[Start Supplied data]

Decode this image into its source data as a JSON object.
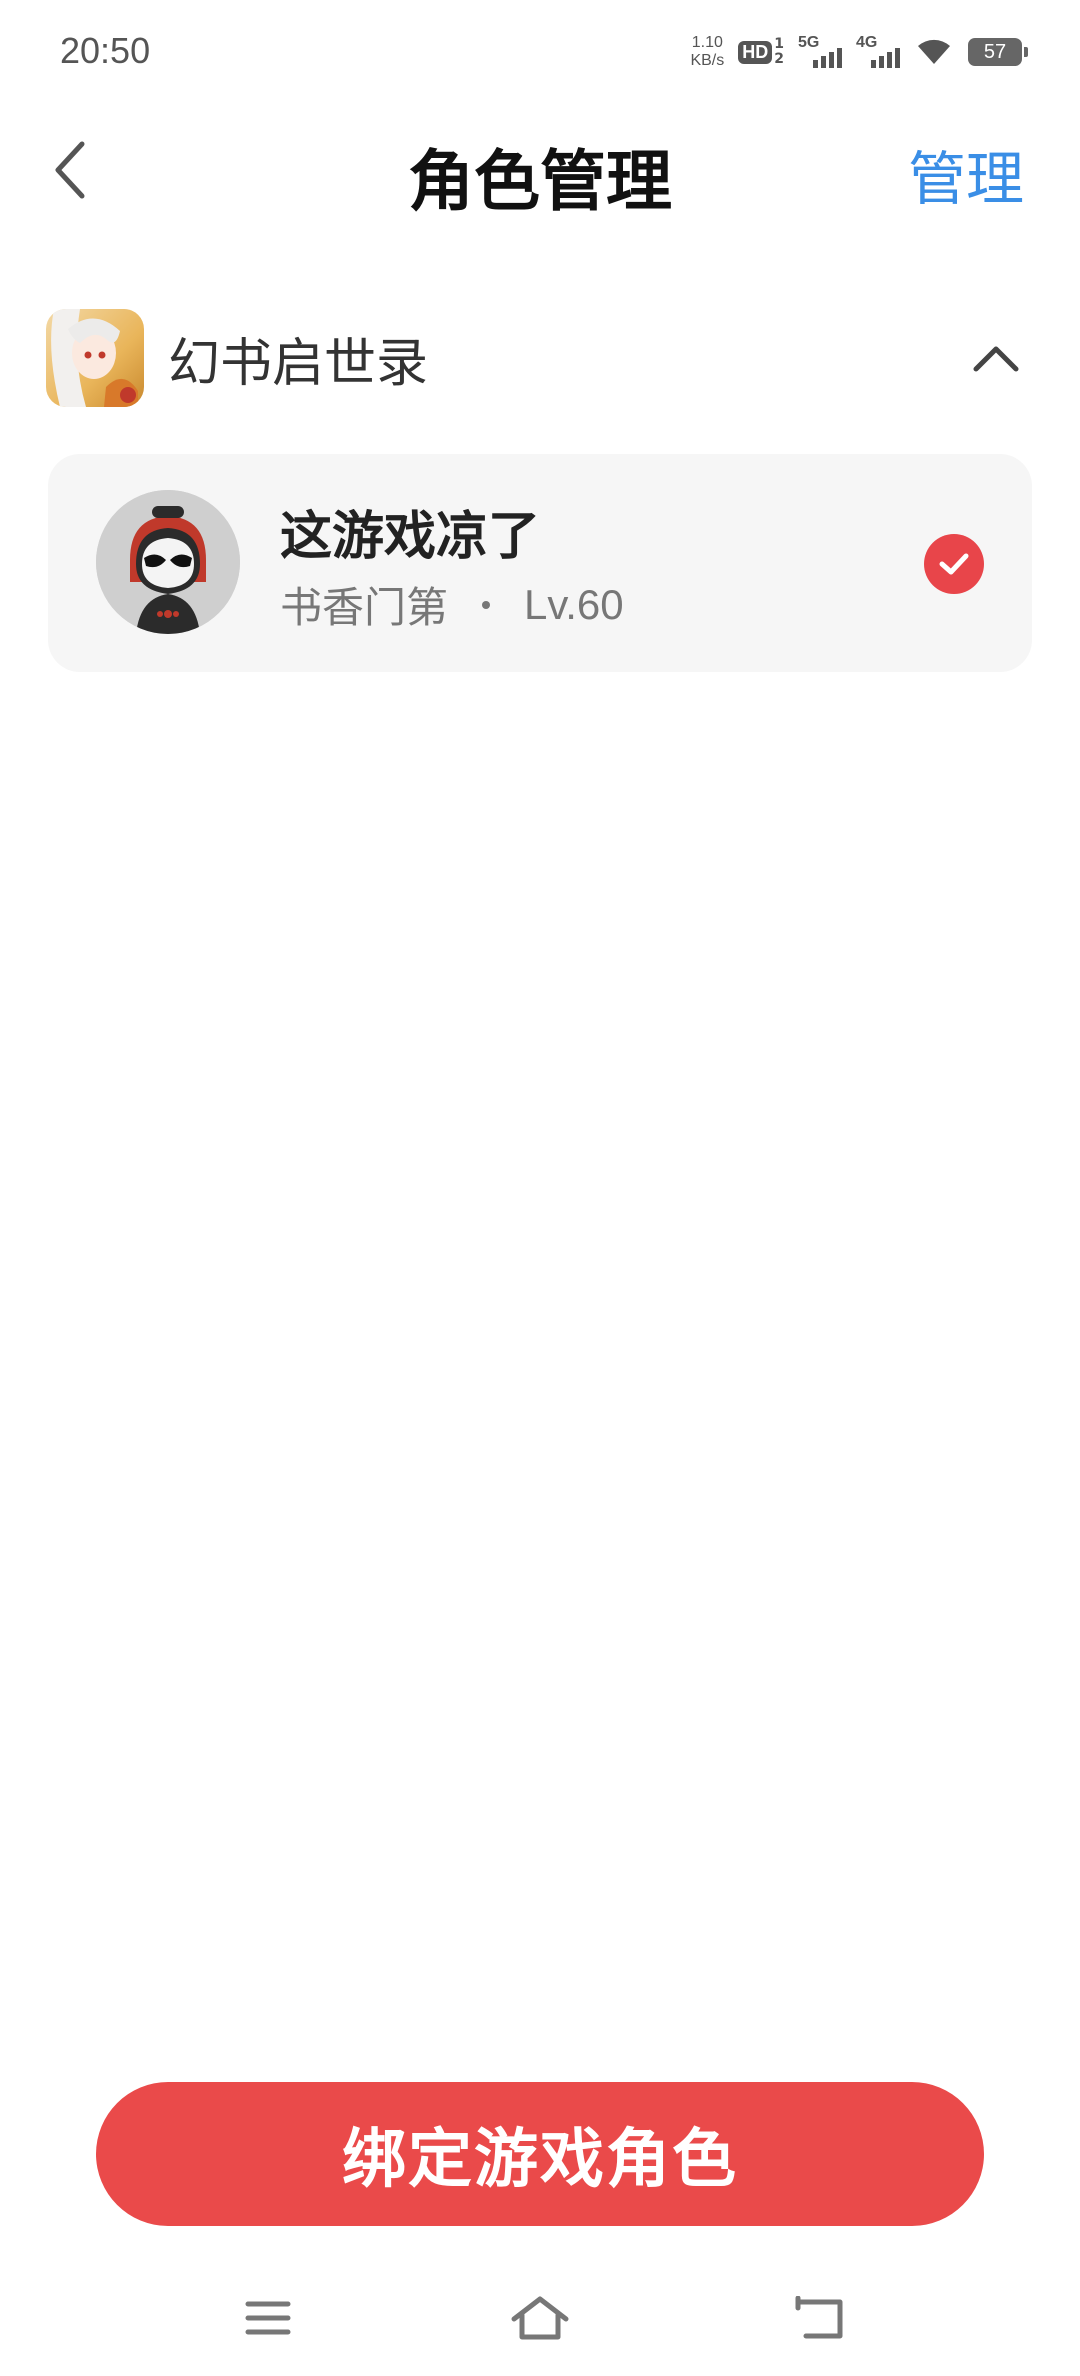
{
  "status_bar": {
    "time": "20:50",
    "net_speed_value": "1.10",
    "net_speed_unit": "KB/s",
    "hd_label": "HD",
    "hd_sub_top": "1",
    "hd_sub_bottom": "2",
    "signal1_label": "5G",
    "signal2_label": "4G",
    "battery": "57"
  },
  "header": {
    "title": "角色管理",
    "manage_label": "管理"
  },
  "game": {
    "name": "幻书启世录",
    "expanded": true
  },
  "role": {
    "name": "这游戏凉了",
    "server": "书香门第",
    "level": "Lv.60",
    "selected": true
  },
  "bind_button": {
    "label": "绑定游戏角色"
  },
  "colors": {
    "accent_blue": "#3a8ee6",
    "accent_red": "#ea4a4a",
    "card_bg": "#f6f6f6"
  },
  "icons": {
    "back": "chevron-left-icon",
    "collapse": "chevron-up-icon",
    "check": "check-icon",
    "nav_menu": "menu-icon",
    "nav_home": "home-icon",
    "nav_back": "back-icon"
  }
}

[End Supplied data]

__Instructions to follow__
In the listing, find all lines with the string "back" and copy them.

__Expected answer__
    "back": "chevron-left-icon",
    "nav_back": "back-icon"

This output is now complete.